= INSTRUCTIONS FOR THE TASK =
Can you output the records below exactly as they are written?

(Data records)
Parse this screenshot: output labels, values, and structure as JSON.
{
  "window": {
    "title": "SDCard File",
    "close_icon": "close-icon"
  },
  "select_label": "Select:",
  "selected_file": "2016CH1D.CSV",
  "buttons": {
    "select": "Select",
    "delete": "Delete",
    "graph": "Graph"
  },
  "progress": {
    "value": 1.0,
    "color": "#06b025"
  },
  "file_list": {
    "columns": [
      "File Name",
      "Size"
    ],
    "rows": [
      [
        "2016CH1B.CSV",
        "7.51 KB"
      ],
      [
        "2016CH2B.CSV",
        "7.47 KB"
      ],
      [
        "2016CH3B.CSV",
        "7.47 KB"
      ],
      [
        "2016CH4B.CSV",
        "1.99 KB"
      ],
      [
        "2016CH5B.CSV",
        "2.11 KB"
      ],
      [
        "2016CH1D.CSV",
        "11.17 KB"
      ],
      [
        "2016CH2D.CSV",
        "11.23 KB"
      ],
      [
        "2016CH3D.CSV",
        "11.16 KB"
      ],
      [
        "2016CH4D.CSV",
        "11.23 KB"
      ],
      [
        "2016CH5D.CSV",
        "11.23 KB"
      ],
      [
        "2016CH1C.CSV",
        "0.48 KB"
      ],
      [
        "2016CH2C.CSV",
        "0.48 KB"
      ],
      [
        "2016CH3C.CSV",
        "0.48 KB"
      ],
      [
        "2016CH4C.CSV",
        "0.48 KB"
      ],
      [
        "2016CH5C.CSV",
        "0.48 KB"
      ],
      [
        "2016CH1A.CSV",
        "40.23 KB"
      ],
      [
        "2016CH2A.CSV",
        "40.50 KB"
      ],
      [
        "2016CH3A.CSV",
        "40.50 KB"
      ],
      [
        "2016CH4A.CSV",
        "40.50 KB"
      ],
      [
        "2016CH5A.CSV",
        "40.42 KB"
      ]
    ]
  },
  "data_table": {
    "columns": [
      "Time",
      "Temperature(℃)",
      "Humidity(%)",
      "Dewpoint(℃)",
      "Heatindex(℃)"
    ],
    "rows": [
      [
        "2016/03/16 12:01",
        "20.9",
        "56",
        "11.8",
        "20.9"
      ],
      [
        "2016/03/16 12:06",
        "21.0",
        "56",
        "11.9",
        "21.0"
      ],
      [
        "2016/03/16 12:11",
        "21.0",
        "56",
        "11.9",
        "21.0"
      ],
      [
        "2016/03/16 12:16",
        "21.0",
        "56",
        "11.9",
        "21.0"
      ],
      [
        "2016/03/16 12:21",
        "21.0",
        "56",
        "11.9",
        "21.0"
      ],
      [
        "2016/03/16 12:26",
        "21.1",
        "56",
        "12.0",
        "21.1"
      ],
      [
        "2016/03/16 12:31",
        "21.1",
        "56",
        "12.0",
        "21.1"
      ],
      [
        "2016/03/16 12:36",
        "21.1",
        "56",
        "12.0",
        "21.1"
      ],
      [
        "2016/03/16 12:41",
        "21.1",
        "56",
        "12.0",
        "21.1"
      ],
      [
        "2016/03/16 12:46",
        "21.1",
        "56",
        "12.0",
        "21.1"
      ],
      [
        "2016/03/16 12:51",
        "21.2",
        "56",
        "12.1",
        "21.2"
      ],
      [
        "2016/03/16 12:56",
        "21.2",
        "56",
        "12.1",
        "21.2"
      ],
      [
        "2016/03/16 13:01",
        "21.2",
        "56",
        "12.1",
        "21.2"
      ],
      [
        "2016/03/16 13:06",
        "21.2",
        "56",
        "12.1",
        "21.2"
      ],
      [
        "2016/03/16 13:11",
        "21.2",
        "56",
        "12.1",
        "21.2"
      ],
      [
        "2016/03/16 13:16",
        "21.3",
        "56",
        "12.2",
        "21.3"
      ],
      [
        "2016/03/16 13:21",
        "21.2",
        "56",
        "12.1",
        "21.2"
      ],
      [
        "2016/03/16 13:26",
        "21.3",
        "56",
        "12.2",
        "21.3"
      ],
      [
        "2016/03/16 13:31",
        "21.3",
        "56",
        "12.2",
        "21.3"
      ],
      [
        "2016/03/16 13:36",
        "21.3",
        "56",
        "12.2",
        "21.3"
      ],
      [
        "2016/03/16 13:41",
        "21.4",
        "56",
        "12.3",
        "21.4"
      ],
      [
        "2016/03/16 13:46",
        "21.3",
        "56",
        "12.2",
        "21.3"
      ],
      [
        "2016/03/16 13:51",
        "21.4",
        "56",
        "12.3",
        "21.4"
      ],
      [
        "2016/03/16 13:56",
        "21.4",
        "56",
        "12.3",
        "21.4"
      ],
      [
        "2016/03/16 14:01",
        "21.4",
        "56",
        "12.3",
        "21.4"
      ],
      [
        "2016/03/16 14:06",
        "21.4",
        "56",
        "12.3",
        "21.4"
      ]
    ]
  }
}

= FULL ANSWER =
Parse this screenshot: output labels, values, and structure as JSON.
{
  "window": {
    "title": "SDCard File",
    "close_icon": "close-icon"
  },
  "select_label": "Select:",
  "selected_file": "2016CH1D.CSV",
  "buttons": {
    "select": "Select",
    "delete": "Delete",
    "graph": "Graph"
  },
  "progress": {
    "value": 1.0,
    "color": "#06b025"
  },
  "file_list": {
    "columns": [
      "File Name",
      "Size"
    ],
    "rows": [
      [
        "2016CH1B.CSV",
        "7.51 KB"
      ],
      [
        "2016CH2B.CSV",
        "7.47 KB"
      ],
      [
        "2016CH3B.CSV",
        "7.47 KB"
      ],
      [
        "2016CH4B.CSV",
        "1.99 KB"
      ],
      [
        "2016CH5B.CSV",
        "2.11 KB"
      ],
      [
        "2016CH1D.CSV",
        "11.17 KB"
      ],
      [
        "2016CH2D.CSV",
        "11.23 KB"
      ],
      [
        "2016CH3D.CSV",
        "11.16 KB"
      ],
      [
        "2016CH4D.CSV",
        "11.23 KB"
      ],
      [
        "2016CH5D.CSV",
        "11.23 KB"
      ],
      [
        "2016CH1C.CSV",
        "0.48 KB"
      ],
      [
        "2016CH2C.CSV",
        "0.48 KB"
      ],
      [
        "2016CH3C.CSV",
        "0.48 KB"
      ],
      [
        "2016CH4C.CSV",
        "0.48 KB"
      ],
      [
        "2016CH5C.CSV",
        "0.48 KB"
      ],
      [
        "2016CH1A.CSV",
        "40.23 KB"
      ],
      [
        "2016CH2A.CSV",
        "40.50 KB"
      ],
      [
        "2016CH3A.CSV",
        "40.50 KB"
      ],
      [
        "2016CH4A.CSV",
        "40.50 KB"
      ],
      [
        "2016CH5A.CSV",
        "40.42 KB"
      ]
    ]
  },
  "data_table": {
    "columns": [
      "Time",
      "Temperature(℃)",
      "Humidity(%)",
      "Dewpoint(℃)",
      "Heatindex(℃)"
    ],
    "rows": [
      [
        "2016/03/16 12:01",
        "20.9",
        "56",
        "11.8",
        "20.9"
      ],
      [
        "2016/03/16 12:06",
        "21.0",
        "56",
        "11.9",
        "21.0"
      ],
      [
        "2016/03/16 12:11",
        "21.0",
        "56",
        "11.9",
        "21.0"
      ],
      [
        "2016/03/16 12:16",
        "21.0",
        "56",
        "11.9",
        "21.0"
      ],
      [
        "2016/03/16 12:21",
        "21.0",
        "56",
        "11.9",
        "21.0"
      ],
      [
        "2016/03/16 12:26",
        "21.1",
        "56",
        "12.0",
        "21.1"
      ],
      [
        "2016/03/16 12:31",
        "21.1",
        "56",
        "12.0",
        "21.1"
      ],
      [
        "2016/03/16 12:36",
        "21.1",
        "56",
        "12.0",
        "21.1"
      ],
      [
        "2016/03/16 12:41",
        "21.1",
        "56",
        "12.0",
        "21.1"
      ],
      [
        "2016/03/16 12:46",
        "21.1",
        "56",
        "12.0",
        "21.1"
      ],
      [
        "2016/03/16 12:51",
        "21.2",
        "56",
        "12.1",
        "21.2"
      ],
      [
        "2016/03/16 12:56",
        "21.2",
        "56",
        "12.1",
        "21.2"
      ],
      [
        "2016/03/16 13:01",
        "21.2",
        "56",
        "12.1",
        "21.2"
      ],
      [
        "2016/03/16 13:06",
        "21.2",
        "56",
        "12.1",
        "21.2"
      ],
      [
        "2016/03/16 13:11",
        "21.2",
        "56",
        "12.1",
        "21.2"
      ],
      [
        "2016/03/16 13:16",
        "21.3",
        "56",
        "12.2",
        "21.3"
      ],
      [
        "2016/03/16 13:21",
        "21.2",
        "56",
        "12.1",
        "21.2"
      ],
      [
        "2016/03/16 13:26",
        "21.3",
        "56",
        "12.2",
        "21.3"
      ],
      [
        "2016/03/16 13:31",
        "21.3",
        "56",
        "12.2",
        "21.3"
      ],
      [
        "2016/03/16 13:36",
        "21.3",
        "56",
        "12.2",
        "21.3"
      ],
      [
        "2016/03/16 13:41",
        "21.4",
        "56",
        "12.3",
        "21.4"
      ],
      [
        "2016/03/16 13:46",
        "21.3",
        "56",
        "12.2",
        "21.3"
      ],
      [
        "2016/03/16 13:51",
        "21.4",
        "56",
        "12.3",
        "21.4"
      ],
      [
        "2016/03/16 13:56",
        "21.4",
        "56",
        "12.3",
        "21.4"
      ],
      [
        "2016/03/16 14:01",
        "21.4",
        "56",
        "12.3",
        "21.4"
      ],
      [
        "2016/03/16 14:06",
        "21.4",
        "56",
        "12.3",
        "21.4"
      ]
    ]
  }
}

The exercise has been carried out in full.